Goal of the exercise: Please print exactly the line containing "Convert this document image to plain text." and every line after it to the end of the records below, and nothing more.

Document page transcript entries:
========

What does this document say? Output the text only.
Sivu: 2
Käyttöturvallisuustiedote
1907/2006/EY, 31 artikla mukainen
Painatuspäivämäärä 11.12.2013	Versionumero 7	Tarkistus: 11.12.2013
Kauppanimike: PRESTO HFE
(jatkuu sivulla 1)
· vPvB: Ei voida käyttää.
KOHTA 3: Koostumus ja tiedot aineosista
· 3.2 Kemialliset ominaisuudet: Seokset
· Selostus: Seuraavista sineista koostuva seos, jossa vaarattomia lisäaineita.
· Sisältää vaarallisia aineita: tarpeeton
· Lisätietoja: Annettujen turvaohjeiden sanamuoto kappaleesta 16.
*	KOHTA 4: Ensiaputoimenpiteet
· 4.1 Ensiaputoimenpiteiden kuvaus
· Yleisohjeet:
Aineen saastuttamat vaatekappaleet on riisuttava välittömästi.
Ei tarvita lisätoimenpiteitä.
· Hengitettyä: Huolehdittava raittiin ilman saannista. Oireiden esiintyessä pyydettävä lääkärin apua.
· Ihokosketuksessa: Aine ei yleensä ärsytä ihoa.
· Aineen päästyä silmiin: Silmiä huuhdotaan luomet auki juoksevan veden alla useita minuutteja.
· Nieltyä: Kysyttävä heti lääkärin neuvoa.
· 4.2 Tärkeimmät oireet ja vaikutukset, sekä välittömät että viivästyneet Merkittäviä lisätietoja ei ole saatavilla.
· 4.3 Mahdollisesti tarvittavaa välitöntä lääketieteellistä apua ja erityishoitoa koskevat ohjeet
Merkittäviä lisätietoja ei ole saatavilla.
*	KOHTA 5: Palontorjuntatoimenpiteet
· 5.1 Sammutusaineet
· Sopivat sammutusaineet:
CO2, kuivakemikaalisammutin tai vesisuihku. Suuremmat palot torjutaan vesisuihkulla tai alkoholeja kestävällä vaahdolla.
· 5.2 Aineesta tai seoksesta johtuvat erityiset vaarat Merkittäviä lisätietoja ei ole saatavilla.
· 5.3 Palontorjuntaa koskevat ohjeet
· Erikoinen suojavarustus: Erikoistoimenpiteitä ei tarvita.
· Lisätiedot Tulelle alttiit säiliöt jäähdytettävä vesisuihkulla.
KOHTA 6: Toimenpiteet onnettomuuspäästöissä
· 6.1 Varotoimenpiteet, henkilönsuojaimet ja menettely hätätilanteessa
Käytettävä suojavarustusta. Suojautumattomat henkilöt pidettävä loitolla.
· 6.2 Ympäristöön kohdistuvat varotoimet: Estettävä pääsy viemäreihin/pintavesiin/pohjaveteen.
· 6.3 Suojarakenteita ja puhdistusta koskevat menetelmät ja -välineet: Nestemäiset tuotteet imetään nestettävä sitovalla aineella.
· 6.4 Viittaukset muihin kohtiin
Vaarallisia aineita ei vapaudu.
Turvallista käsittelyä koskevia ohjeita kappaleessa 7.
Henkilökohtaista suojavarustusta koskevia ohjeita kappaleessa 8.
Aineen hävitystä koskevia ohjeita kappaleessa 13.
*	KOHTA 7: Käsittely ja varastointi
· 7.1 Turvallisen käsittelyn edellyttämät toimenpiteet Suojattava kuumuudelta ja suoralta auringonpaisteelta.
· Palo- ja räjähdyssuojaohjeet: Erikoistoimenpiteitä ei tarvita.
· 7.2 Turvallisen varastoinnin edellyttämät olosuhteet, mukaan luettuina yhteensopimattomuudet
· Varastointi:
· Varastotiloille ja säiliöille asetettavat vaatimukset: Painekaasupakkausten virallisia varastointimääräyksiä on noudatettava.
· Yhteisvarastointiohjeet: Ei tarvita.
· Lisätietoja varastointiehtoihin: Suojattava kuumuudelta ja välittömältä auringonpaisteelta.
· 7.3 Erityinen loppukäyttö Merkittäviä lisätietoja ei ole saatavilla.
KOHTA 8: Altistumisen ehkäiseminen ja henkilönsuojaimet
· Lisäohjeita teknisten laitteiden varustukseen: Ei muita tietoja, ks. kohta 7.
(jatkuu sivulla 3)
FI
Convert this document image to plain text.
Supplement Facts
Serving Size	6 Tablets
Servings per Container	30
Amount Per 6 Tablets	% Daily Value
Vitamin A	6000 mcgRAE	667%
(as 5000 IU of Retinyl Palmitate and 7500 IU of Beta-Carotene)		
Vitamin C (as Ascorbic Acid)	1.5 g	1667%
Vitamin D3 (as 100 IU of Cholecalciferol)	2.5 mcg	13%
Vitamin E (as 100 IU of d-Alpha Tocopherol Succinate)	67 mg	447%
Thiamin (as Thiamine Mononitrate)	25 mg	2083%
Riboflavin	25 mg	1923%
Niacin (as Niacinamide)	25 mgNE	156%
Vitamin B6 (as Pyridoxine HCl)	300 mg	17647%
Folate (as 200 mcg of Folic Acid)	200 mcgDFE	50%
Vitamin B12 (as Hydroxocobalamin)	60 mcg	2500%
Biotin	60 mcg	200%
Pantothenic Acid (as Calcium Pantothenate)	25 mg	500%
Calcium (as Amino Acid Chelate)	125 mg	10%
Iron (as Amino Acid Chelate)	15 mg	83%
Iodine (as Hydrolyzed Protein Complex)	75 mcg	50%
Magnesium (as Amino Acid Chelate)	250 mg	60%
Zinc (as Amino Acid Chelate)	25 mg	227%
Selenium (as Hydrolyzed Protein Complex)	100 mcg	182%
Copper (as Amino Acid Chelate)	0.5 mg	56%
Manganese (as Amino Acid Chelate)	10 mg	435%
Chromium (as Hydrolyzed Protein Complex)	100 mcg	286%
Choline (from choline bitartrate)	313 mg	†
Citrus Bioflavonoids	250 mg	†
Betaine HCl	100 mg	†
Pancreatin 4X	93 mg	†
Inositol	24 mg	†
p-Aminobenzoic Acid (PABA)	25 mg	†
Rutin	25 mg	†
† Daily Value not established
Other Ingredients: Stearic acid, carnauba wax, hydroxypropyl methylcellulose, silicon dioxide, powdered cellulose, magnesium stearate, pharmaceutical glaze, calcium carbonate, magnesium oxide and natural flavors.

========

Written response:
Convert this document image to plain text.
Supplement Facts
Serving Size	6 Tablets
Servings per Container	30
Amount Per 6 Tablets	% Daily Value
Vitamin A	6000 mcgRAE	667%
(as 5000 IU of Retinyl Palmitate and 7500 IU of Beta-Carotene)		
Vitamin C (as Ascorbic Acid)	1.5 g	1667%
Vitamin D3 (as 100 IU of Cholecalciferol)	2.5 mcg	13%
Vitamin E (as 100 IU of d-Alpha Tocopherol Succinate)	67 mg	447%
Thiamin (as Thiamine Mononitrate)	25 mg	2083%
Riboflavin	25 mg	1923%
Niacin (as Niacinamide)	25 mgNE	156%
Vitamin B6 (as Pyridoxine HCl)	300 mg	17647%
Folate (as 200 mcg of Folic Acid)	200 mcgDFE	50%
Vitamin B12 (as Hydroxocobalamin)	60 mcg	2500%
Biotin	60 mcg	200%
Pantothenic Acid (as Calcium Pantothenate)	25 mg	500%
Calcium (as Amino Acid Chelate)	125 mg	10%
Iron (as Amino Acid Chelate)	15 mg	83%
Iodine (as Hydrolyzed Protein Complex)	75 mcg	50%
Magnesium (as Amino Acid Chelate)	250 mg	60%
Zinc (as Amino Acid Chelate)	25 mg	227%
Selenium (as Hydrolyzed Protein Complex)	100 mcg	182%
Copper (as Amino Acid Chelate)	0.5 mg	56%
Manganese (as Amino Acid Chelate)	10 mg	435%
Chromium (as Hydrolyzed Protein Complex)	100 mcg	286%
Choline (from choline bitartrate)	313 mg	†
Citrus Bioflavonoids	250 mg	†
Betaine HCl	100 mg	†
Pancreatin 4X	93 mg	†
Inositol	24 mg	†
p-Aminobenzoic Acid (PABA)	25 mg	†
Rutin	25 mg	†
† Daily Value not established
Other Ingredients: Stearic acid, carnauba wax, hydroxypropyl methylcellulose, silicon dioxide, powdered cellulose, magnesium stearate, pharmaceutical glaze, calcium carbonate, magnesium oxide and natural flavors.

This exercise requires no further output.